**WHAT IS BEING ASKED**
Check each line below for the word "percent", and copy those that have it.

**TASK INPUTS**
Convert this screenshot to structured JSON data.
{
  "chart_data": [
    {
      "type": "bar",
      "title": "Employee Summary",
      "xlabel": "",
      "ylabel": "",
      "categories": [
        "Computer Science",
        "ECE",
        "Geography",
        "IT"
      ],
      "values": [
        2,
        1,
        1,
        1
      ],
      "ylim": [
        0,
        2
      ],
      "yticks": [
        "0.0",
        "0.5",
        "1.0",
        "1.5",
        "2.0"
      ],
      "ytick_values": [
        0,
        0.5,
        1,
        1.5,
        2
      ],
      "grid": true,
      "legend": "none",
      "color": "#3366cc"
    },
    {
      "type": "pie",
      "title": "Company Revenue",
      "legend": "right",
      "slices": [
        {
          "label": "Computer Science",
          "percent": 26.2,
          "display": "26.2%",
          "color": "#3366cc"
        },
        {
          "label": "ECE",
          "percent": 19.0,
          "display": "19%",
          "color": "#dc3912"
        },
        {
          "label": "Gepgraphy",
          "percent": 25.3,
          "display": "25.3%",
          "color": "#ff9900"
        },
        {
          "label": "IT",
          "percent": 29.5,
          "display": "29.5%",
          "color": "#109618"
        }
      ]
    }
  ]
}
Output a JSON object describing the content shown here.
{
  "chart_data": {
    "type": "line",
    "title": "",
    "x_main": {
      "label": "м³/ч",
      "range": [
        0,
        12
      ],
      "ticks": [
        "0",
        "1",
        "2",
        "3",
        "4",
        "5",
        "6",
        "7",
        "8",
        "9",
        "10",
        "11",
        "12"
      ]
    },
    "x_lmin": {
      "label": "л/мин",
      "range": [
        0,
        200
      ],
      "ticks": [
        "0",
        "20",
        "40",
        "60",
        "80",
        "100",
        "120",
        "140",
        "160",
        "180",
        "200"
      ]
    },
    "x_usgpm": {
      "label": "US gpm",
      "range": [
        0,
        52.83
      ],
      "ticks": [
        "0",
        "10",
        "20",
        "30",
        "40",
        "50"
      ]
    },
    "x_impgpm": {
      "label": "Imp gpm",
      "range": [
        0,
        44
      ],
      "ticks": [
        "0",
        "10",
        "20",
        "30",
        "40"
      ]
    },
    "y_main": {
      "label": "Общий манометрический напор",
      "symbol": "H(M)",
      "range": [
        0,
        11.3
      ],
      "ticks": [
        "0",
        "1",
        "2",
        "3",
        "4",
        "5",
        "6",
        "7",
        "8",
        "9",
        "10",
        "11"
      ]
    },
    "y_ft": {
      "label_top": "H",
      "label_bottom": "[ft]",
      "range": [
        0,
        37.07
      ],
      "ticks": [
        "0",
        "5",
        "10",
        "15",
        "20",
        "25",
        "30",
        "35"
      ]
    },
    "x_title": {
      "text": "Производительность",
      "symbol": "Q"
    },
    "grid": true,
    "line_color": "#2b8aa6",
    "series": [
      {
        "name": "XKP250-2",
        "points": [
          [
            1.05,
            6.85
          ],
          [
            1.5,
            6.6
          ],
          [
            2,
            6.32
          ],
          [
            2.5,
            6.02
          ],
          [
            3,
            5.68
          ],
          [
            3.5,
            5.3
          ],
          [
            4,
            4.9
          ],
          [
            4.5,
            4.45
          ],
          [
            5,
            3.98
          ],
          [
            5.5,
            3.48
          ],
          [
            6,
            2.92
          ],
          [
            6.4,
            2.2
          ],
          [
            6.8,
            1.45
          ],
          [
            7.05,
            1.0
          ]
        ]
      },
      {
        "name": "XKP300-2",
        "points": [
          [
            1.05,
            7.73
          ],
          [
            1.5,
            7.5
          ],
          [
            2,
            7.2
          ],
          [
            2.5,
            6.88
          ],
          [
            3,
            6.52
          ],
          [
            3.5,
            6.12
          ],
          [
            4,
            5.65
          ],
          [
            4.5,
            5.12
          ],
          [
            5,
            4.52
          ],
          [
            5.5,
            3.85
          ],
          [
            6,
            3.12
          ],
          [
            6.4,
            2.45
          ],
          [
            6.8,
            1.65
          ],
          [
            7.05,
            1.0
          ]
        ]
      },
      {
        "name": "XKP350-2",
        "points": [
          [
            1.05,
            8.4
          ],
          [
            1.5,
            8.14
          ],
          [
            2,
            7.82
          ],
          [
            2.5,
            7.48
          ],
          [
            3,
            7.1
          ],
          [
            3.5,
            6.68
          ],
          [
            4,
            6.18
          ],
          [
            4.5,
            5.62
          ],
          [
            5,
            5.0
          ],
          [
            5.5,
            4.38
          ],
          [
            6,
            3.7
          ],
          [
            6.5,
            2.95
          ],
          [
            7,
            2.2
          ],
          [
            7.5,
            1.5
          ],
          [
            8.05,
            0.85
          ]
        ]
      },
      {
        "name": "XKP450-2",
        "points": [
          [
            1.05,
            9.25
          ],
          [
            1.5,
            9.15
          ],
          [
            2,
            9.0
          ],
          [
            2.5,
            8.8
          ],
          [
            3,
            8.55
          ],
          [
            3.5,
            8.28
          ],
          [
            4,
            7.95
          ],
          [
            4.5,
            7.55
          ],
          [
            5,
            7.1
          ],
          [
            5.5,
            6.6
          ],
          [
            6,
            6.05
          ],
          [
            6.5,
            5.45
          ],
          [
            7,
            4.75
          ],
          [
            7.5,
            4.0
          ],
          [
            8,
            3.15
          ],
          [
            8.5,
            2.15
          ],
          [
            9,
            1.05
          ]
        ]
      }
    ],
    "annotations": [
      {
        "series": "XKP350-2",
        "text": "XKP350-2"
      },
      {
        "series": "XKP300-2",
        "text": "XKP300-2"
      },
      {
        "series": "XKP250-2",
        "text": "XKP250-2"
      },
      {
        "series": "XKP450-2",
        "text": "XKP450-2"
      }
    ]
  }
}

**THE REPLY**
          "percent": 26.2,
          "percent": 19.0,
          "percent": 25.3,
          "percent": 29.5,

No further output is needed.